**Short exercise**:
Select, from the material below, each line with "into" in it.
**** Task input
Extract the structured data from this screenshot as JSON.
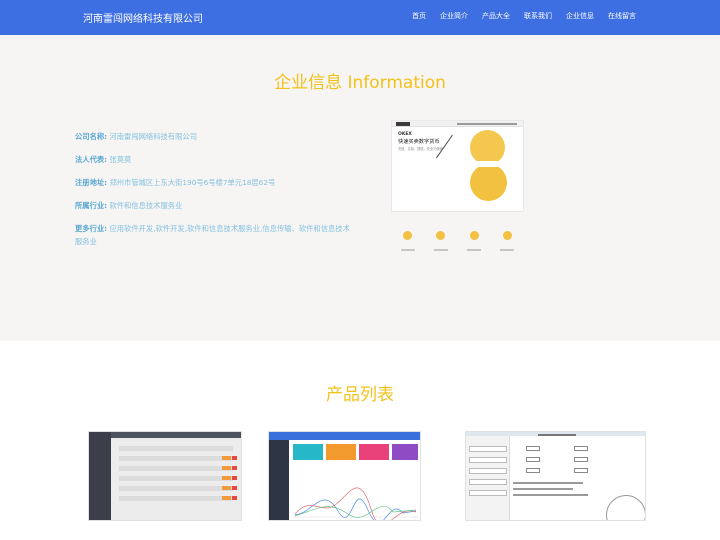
{
  "header": {
    "brand": "河南雷闯网络科技有限公司",
    "nav": [
      "首页",
      "企业简介",
      "产品大全",
      "联系我们",
      "企业信息",
      "在线留言"
    ]
  },
  "info": {
    "title": "企业信息 Information",
    "fields": [
      {
        "key": "公司名称:",
        "value": "河南雷闯网络科技有限公司"
      },
      {
        "key": "法人代表:",
        "value": "张莫莫"
      },
      {
        "key": "注册地址:",
        "value": "郑州市管城区上东大街190号6号楼7单元18层62号"
      },
      {
        "key": "所属行业:",
        "value": "软件和信息技术服务业"
      },
      {
        "key": "更多行业:",
        "value": "应用软件开发,软件开发,软件和信息技术服务业,信息传输、软件和信息技术服务业"
      }
    ],
    "screenshot": {
      "card_heading": "OKEX",
      "card_title": "快速买卖数字货币",
      "card_sub": "充值、交易、提现，安全又便捷"
    }
  },
  "products": {
    "title": "产品列表"
  },
  "colors": {
    "nav_bg": "#3d6ee2",
    "accent": "#f2c21a",
    "info_bg": "#f6f5f3",
    "label_blue": "#5aa8d2"
  }
}
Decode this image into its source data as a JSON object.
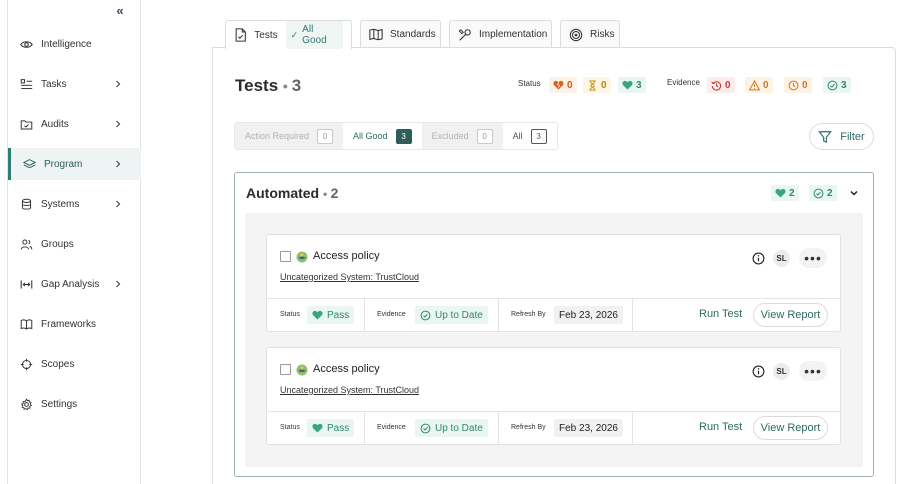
{
  "sidebar": {
    "items": [
      {
        "label": "Intelligence",
        "icon": "eye-icon",
        "has_chevron": false
      },
      {
        "label": "Tasks",
        "icon": "tasks-icon",
        "has_chevron": true
      },
      {
        "label": "Audits",
        "icon": "folder-check-icon",
        "has_chevron": true
      },
      {
        "label": "Program",
        "icon": "layers-icon",
        "has_chevron": true,
        "active": true
      },
      {
        "label": "Systems",
        "icon": "database-icon",
        "has_chevron": true
      },
      {
        "label": "Groups",
        "icon": "users-icon",
        "has_chevron": false
      },
      {
        "label": "Gap Analysis",
        "icon": "gap-analysis-icon",
        "has_chevron": true
      },
      {
        "label": "Frameworks",
        "icon": "book-icon",
        "has_chevron": false
      },
      {
        "label": "Scopes",
        "icon": "crosshair-icon",
        "has_chevron": false
      },
      {
        "label": "Settings",
        "icon": "gear-icon",
        "has_chevron": false
      }
    ]
  },
  "tabs": {
    "tests": {
      "label": "Tests",
      "status": "All Good"
    },
    "standards": {
      "label": "Standards"
    },
    "implementation": {
      "label": "Implementation"
    },
    "risks": {
      "label": "Risks"
    }
  },
  "header": {
    "title": "Tests",
    "count": "3"
  },
  "summary": {
    "status_label": "Status",
    "status_chips": [
      {
        "kind": "failing",
        "icon": "broken-heart-icon",
        "value": "0",
        "color": "#c65a1e"
      },
      {
        "kind": "pending",
        "icon": "hourglass-icon",
        "value": "0",
        "color": "#b7851a"
      },
      {
        "kind": "passing",
        "icon": "heart-icon",
        "value": "3",
        "color": "#2f8a6b"
      }
    ],
    "evidence_label": "Evidence",
    "evidence_chips": [
      {
        "kind": "overdue",
        "icon": "history-icon",
        "value": "0",
        "color": "#c43b3b"
      },
      {
        "kind": "warning",
        "icon": "warning-icon",
        "value": "0",
        "color": "#c97a23"
      },
      {
        "kind": "due-soon",
        "icon": "clock-icon",
        "value": "0",
        "color": "#c97a23"
      },
      {
        "kind": "current",
        "icon": "check-circle-icon",
        "value": "3",
        "color": "#2f8a6b"
      }
    ]
  },
  "filters": [
    {
      "label": "Action Required",
      "count": "0"
    },
    {
      "label": "All Good",
      "count": "3"
    },
    {
      "label": "Excluded",
      "count": "0"
    },
    {
      "label": "All",
      "count": "3"
    }
  ],
  "filter_button": {
    "label": "Filter"
  },
  "automated": {
    "title": "Automated",
    "count": "2",
    "passing": "2",
    "current": "2"
  },
  "cards": [
    {
      "title": "Access policy",
      "system": "Uncategorized System: TrustCloud",
      "avatar": "SL",
      "status_label": "Status",
      "status_value": "Pass",
      "evidence_label": "Evidence",
      "evidence_value": "Up to Date",
      "refresh_label": "Refresh By",
      "refresh_value": "Feb 23, 2026",
      "run_label": "Run Test",
      "report_label": "View Report"
    },
    {
      "title": "Access policy",
      "system": "Uncategorized System: TrustCloud",
      "avatar": "SL",
      "status_label": "Status",
      "status_value": "Pass",
      "evidence_label": "Evidence",
      "evidence_value": "Up to Date",
      "refresh_label": "Refresh By",
      "refresh_value": "Feb 23, 2026",
      "run_label": "Run Test",
      "report_label": "View Report"
    }
  ],
  "colors": {
    "accent": "#2f7d74",
    "pass": "#2f8a6b"
  }
}
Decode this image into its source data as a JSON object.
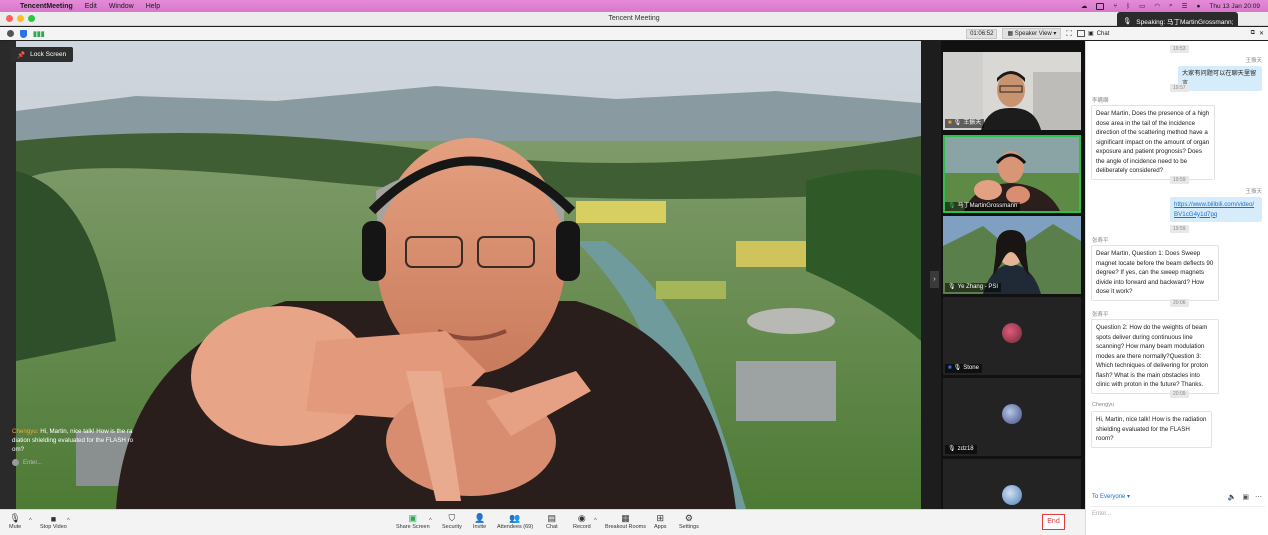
{
  "menubar": {
    "app_name": "TencentMeeting",
    "menus": [
      "Edit",
      "Window",
      "Help"
    ],
    "clock": "Thu 13 Jan  20:09"
  },
  "window": {
    "title": "Tencent Meeting"
  },
  "toolbar": {
    "timer": "01:06:52",
    "view": "Speaker View"
  },
  "speaking": {
    "label": "Speaking: 马丁MartinGrossmann;"
  },
  "chat_header": {
    "title": "Chat"
  },
  "main": {
    "lock_screen": "Lock Screen",
    "overlay_sender": "Chengyu:",
    "overlay_message": "Hi, Martin, nice talk! How is the ra diation shielding evaluated for the FLASH ro om?",
    "enter_placeholder": "Enter..."
  },
  "participants": [
    {
      "name": "王振天",
      "muted": true,
      "kind": "video"
    },
    {
      "name": "马丁MartinGrossmann",
      "muted": false,
      "kind": "video",
      "active": true
    },
    {
      "name": "Ye Zhang - PSI",
      "muted": true,
      "kind": "video"
    },
    {
      "name": "Stone",
      "muted": true,
      "kind": "avatar"
    },
    {
      "name": "zdz18",
      "muted": true,
      "kind": "avatar"
    },
    {
      "name": "",
      "muted": true,
      "kind": "avatar"
    }
  ],
  "controls": {
    "mute": "Mute",
    "stop_video": "Stop Video",
    "share_screen": "Share Screen",
    "security": "Security",
    "invite": "Invite",
    "attendees": "Attendees (69)",
    "chat": "Chat",
    "record": "Record",
    "breakout": "Breakout Rooms",
    "apps": "Apps",
    "settings": "Settings",
    "end": "End"
  },
  "chat": {
    "messages": [
      {
        "time": "19:53",
        "sender": "王振天",
        "side": "right",
        "text": "大家有问题可以在聊天里留言"
      },
      {
        "time": "19:57",
        "sender": "李瞒瞒",
        "side": "left",
        "text": "Dear Martin, Does the presence of a high dose area in the tail of the incidence direction of the scattering method have a significant impact on the amount of organ exposure and patient prognosis? Does the angle of incidence need to be deliberately considered?"
      },
      {
        "time": "19:59",
        "sender": "王振天",
        "side": "right",
        "text": "https://www.bilibili.com/video/BV1cG4y1d7pq",
        "link": true
      },
      {
        "time": "19:59",
        "sender": "张寿平",
        "side": "left",
        "text": "Dear Martin, Question 1: Does Sweep magnet locate before the beam deflects 90 degree? If yes, can the sweep magnets divide into forward and backward? How dose it work?"
      },
      {
        "time": "20:06",
        "sender": "张寿平",
        "side": "left",
        "text": "Question 2: How do the weights of beam spots deliver during continuous line scanning? How many beam modulation modes are there normally?Question 3: Which techniques of delivering for proton flash? What is the main obstacles into clinic with proton in the future? Thanks."
      },
      {
        "time": "20:09",
        "sender": "Chengyu",
        "side": "left",
        "text": "Hi, Martin, nice talk! How is the radiation shielding evaluated for the FLASH room?"
      }
    ],
    "to_label": "To",
    "to_value": "Everyone",
    "input_placeholder": "Enter..."
  }
}
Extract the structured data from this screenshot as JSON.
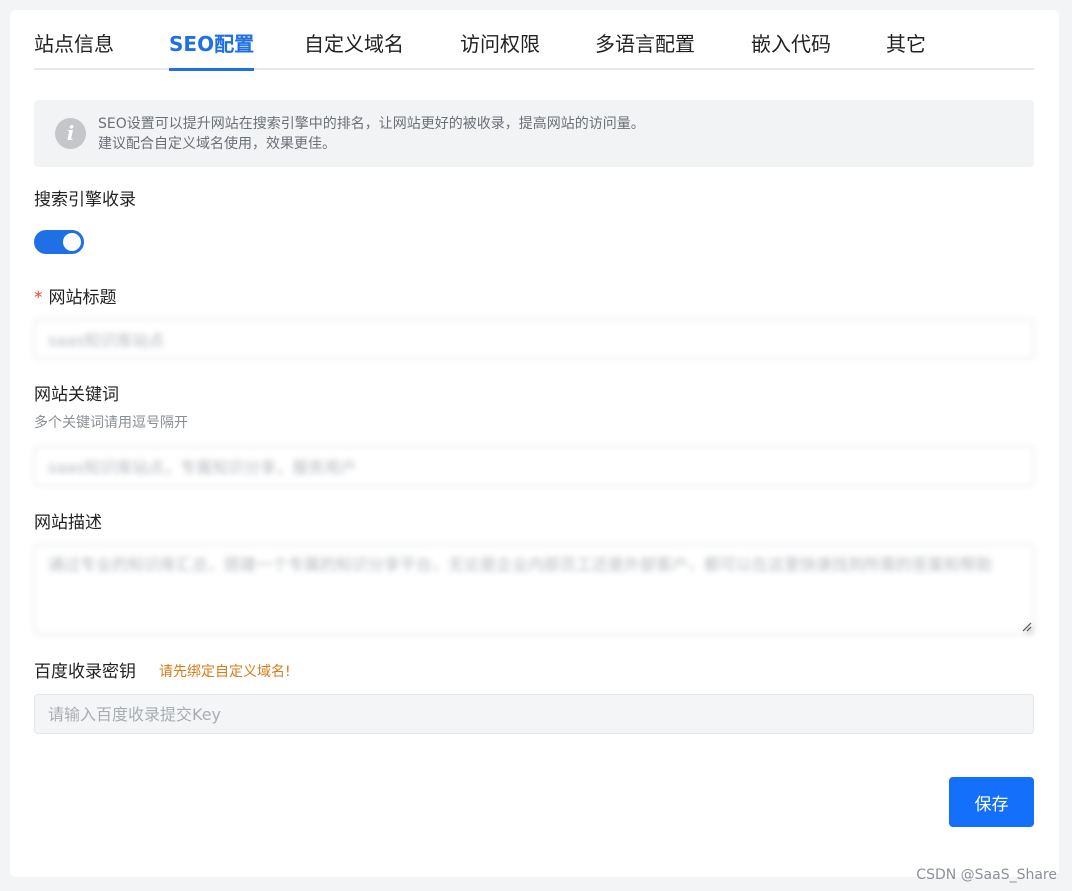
{
  "tabs": [
    {
      "label": "站点信息",
      "active": false
    },
    {
      "label": "SEO配置",
      "active": true
    },
    {
      "label": "自定义域名",
      "active": false
    },
    {
      "label": "访问权限",
      "active": false
    },
    {
      "label": "多语言配置",
      "active": false
    },
    {
      "label": "嵌入代码",
      "active": false
    },
    {
      "label": "其它",
      "active": false
    }
  ],
  "notice": {
    "icon": "info-icon",
    "line1": "SEO设置可以提升网站在搜索引擎中的排名，让网站更好的被收录，提高网站的访问量。",
    "line2": "建议配合自定义域名使用，效果更佳。"
  },
  "form": {
    "indexing": {
      "label": "搜索引擎收录",
      "enabled": true
    },
    "site_title": {
      "required_mark": "*",
      "label": "网站标题",
      "value": "saas知识库站点"
    },
    "keywords": {
      "label": "网站关键词",
      "hint": "多个关键词请用逗号隔开",
      "value": "saas知识库站点，专属知识分享，服务用户"
    },
    "description": {
      "label": "网站描述",
      "value": "通过专业的知识库汇总，搭建一个专属的知识分享平台，无论是企业内部员工还是外部客户，都可以在这里快速找到所需的答案和帮助"
    },
    "baidu_key": {
      "label": "百度收录密钥",
      "warning": "请先绑定自定义域名!",
      "placeholder": "请输入百度收录提交Key",
      "disabled": true
    }
  },
  "actions": {
    "save_label": "保存"
  },
  "colors": {
    "accent": "#1f6fe5",
    "button": "#1470fa",
    "warning": "#d97b17",
    "required": "#e5483a"
  },
  "watermark": "CSDN @SaaS_Share"
}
********
**Problem solution**:
Decode this image into its source data as a JSON object.
Decode this image into its source data as a JSON object.
        "text": "Dear Martin, Question 1: Does Sweep magnet locate before the beam deflects 90 degree? If yes, can the sweep magnets divide into forward and backward? How dose it work?"
        "text": "Question 2: How do the weights of beam spots deliver during continuous line scanning? How many beam modulation modes are there normally?Question 3: Which techniques of delivering for proton flash? What is the main obstacles into clinic with proton in the future? Thanks."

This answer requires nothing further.